▶ GIVEN TASK: Give only the number of lines in these records that contain the word "התורה".

[Data records]
--------------------------------------------------
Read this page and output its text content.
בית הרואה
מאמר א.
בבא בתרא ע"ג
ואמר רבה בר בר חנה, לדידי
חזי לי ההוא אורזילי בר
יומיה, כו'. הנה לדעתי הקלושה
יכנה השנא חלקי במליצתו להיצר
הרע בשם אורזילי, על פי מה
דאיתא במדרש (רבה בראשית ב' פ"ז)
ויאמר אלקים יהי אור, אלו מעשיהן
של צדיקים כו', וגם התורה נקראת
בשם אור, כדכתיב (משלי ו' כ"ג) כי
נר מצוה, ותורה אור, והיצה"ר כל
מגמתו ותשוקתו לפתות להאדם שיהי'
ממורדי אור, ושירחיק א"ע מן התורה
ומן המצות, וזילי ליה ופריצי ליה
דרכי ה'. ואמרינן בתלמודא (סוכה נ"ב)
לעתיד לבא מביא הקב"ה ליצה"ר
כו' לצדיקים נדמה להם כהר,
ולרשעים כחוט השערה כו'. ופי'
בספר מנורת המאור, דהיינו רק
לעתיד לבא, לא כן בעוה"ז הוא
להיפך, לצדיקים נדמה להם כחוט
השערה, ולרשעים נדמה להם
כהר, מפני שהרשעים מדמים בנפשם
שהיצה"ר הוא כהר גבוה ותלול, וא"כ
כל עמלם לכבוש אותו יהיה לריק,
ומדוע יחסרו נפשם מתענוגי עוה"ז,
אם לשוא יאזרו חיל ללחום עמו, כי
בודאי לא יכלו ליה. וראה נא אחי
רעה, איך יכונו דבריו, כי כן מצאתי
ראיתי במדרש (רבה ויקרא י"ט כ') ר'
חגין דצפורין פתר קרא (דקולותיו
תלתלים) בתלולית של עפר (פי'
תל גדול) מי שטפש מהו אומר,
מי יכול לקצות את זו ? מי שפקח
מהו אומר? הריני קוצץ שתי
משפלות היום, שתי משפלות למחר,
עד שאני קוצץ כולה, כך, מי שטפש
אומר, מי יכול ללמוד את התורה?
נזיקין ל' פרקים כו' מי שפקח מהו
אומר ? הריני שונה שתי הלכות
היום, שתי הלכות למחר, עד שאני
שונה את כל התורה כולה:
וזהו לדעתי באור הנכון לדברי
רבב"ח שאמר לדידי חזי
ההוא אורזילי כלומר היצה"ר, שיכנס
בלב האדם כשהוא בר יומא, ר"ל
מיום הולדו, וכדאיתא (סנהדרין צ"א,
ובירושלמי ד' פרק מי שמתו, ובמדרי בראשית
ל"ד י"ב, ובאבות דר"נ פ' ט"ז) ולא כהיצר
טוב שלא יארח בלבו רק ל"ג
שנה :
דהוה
--------------------------------------------------
▶ OUTPUT: 4